Brief = Copy each record exactly as it reads, leaving out any pictures it holds.

Dataset =
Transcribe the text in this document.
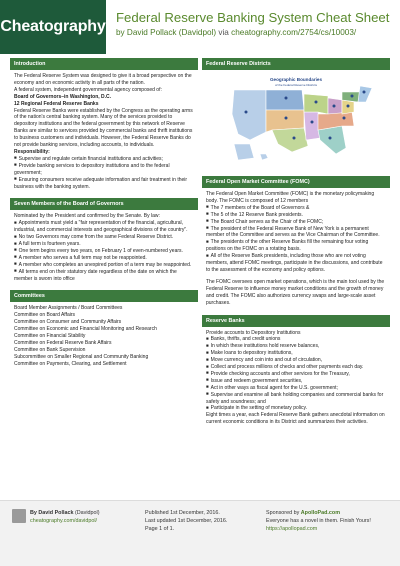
Cheatography
Federal Reserve Banking System Cheat Sheet
by David Pollack (Davidpol) via cheatography.com/2754/cs/10003/
Introduction

The Federal Reserve System was designed to give it a broad perspective on the economy and on economic activity in all parts of the nation.

A federal system, independent governmental agency composed of:

Board of Governors–in Washington, D.C.

12 Regional Federal Reserve Banks

Federal Reserve Banks were established by the Congress as the operating arms of the nation's central banking system. Many of the services provided to depository institutions and the federal government by this network of Reserve Banks are similar to services provided by commercial banks and thrift institutions to business customers and individuals. However, the Federal Reserve Banks do not provide banking services, including accounts, to individuals.

Responsibility:

■ Supervise and regulate certain financial institutions and activities;

■ Provide banking services to depository institutions and to the federal government;

■ Ensuring consumers receive adequate information and fair treatment in their business with the banking system.

Seven Members of the Board of Governors

Nominated by the President and confirmed by the Senate. By law:

■ Appointments must yield a "fair representation of the financial, agricultural, industrial, and commercial interests and geographical divisions of the country".

■ No two Governors may come from the same Federal Reserve District.

■ A full term is fourteen years.

■ One term begins every two years, on February 1 of even-numbered years.

■ A member who serves a full term may not be reappointed.

■ A member who completes an unexpired portion of a term may be reappointed.

■ All terms end on their statutory date regardless of the date on which the member is sworn into office

Committees

Board Member Assignments / Board Committees

Committee on Board Affairs

Committee on Consumer and Community Affairs

Committee on Economic and Financial Monitoring and Research

Committee on Financial Stability

Committee on Federal Reserve Bank Affairs

Committee on Bank Supervision

Subcommittee on Smaller Regional and Community Banking

Committee on Payments, Clearing, and Settlement

Federal Reserve Districts
Geographic Boundaries
of the Federal Reserve Districts
Federal Open Market Committee (FOMC)

The Federal Open Market Committee (FOMC) is the monetary policymaking body. The FOMC is composed of 12 members

■ The 7 members of the Board of Governors &

■ The 5 of the 12 Reserve Bank presidents.

■ The Board Chair serves as the Chair of the FOMC;

■ The president of the Federal Reserve Bank of New York is a permanent member of the Committee and serves as the Vice Chairman of the Committee.

■ The presidents of the other Reserve Banks fill the remaining four voting positions on the FOMC on a rotating basis.

■ All of the Reserve Bank presidents, including those who are not voting members, attend FOMC meetings, participate in the discussions, and contribute to the assessment of the economy and policy options.

The FOMC oversees open market operations, which is the main tool used by the Federal Reserve to influence money market conditions and the growth of money and credit. The FOMC also authorizes currency swaps and large-scale asset purchases.

Reserve Banks

Provide accounts to Depository Institutions

■ Banks, thrifts, and credit unions

■ In which these institutions hold reserve balances,

■ Make loans to depository institutions,

■ Move currency and coin into and out of circulation,

■ Collect and process millions of checks and other payments each day.

■ Provide checking accounts and other services for the Treasury,

■ Issue and redeem government securities,

■ Act in other ways as fiscal agent for the U.S. government;

■ Supervise and examine all bank holding companies and commercial banks for safety and soundness; and

■ Participate in the setting of monetary policy.

Eight times a year, each Federal Reserve Bank gathers anecdotal information on current economic conditions in its District and summarizes their activities.

By David Pollack (Davidpol)
cheatography.com/davidpol/
Published 1st December, 2016.
Last updated 1st December, 2016.
Page 1 of 1.
Sponsored by ApolloPad.com
Everyone has a novel in them. Finish Yours!
https://apollopad.com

Solution =
Transcribe the text in this document.
Cheatography
Federal Reserve Banking System Cheat Sheet
by David Pollack (Davidpol) via cheatography.com/2754/cs/10003/
Introduction

The Federal Reserve System was designed to give it a broad perspective on the economy and on economic activity in all parts of the nation.

A federal system, independent governmental agency composed of:

Board of Governors–in Washington, D.C.

12 Regional Federal Reserve Banks

Federal Reserve Banks were established by the Congress as the operating arms of the nation's central banking system. Many of the services provided to depository institutions and the federal government by this network of Reserve Banks are similar to services provided by commercial banks and thrift institutions to business customers and individuals. However, the Federal Reserve Banks do not provide banking services, including accounts, to individuals.

Responsibility:

■ Supervise and regulate certain financial institutions and activities;

■ Provide banking services to depository institutions and to the federal government;

■ Ensuring consumers receive adequate information and fair treatment in their business with the banking system.

Seven Members of the Board of Governors

Nominated by the President and confirmed by the Senate. By law:

■ Appointments must yield a "fair representation of the financial, agricultural, industrial, and commercial interests and geographical divisions of the country".

■ No two Governors may come from the same Federal Reserve District.

■ A full term is fourteen years.

■ One term begins every two years, on February 1 of even-numbered years.

■ A member who serves a full term may not be reappointed.

■ A member who completes an unexpired portion of a term may be reappointed.

■ All terms end on their statutory date regardless of the date on which the member is sworn into office

Committees

Board Member Assignments / Board Committees

Committee on Board Affairs

Committee on Consumer and Community Affairs

Committee on Economic and Financial Monitoring and Research

Committee on Financial Stability

Committee on Federal Reserve Bank Affairs

Committee on Bank Supervision

Subcommittee on Smaller Regional and Community Banking

Committee on Payments, Clearing, and Settlement

Federal Reserve Districts
Geographic Boundaries
of the Federal Reserve Districts
Federal Open Market Committee (FOMC)

The Federal Open Market Committee (FOMC) is the monetary policymaking body. The FOMC is composed of 12 members

■ The 7 members of the Board of Governors &

■ The 5 of the 12 Reserve Bank presidents.

■ The Board Chair serves as the Chair of the FOMC;

■ The president of the Federal Reserve Bank of New York is a permanent member of the Committee and serves as the Vice Chairman of the Committee.

■ The presidents of the other Reserve Banks fill the remaining four voting positions on the FOMC on a rotating basis.

■ All of the Reserve Bank presidents, including those who are not voting members, attend FOMC meetings, participate in the discussions, and contribute to the assessment of the economy and policy options.

The FOMC oversees open market operations, which is the main tool used by the Federal Reserve to influence money market conditions and the growth of money and credit. The FOMC also authorizes currency swaps and large-scale asset purchases.

Reserve Banks

Provide accounts to Depository Institutions

■ Banks, thrifts, and credit unions

■ In which these institutions hold reserve balances,

■ Make loans to depository institutions,

■ Move currency and coin into and out of circulation,

■ Collect and process millions of checks and other payments each day.

■ Provide checking accounts and other services for the Treasury,

■ Issue and redeem government securities,

■ Act in other ways as fiscal agent for the U.S. government;

■ Supervise and examine all bank holding companies and commercial banks for safety and soundness; and

■ Participate in the setting of monetary policy.

Eight times a year, each Federal Reserve Bank gathers anecdotal information on current economic conditions in its District and summarizes their activities.

By David Pollack (Davidpol)
cheatography.com/davidpol/
Published 1st December, 2016.
Last updated 1st December, 2016.
Page 1 of 1.
Sponsored by ApolloPad.com
Everyone has a novel in them. Finish Yours!
https://apollopad.com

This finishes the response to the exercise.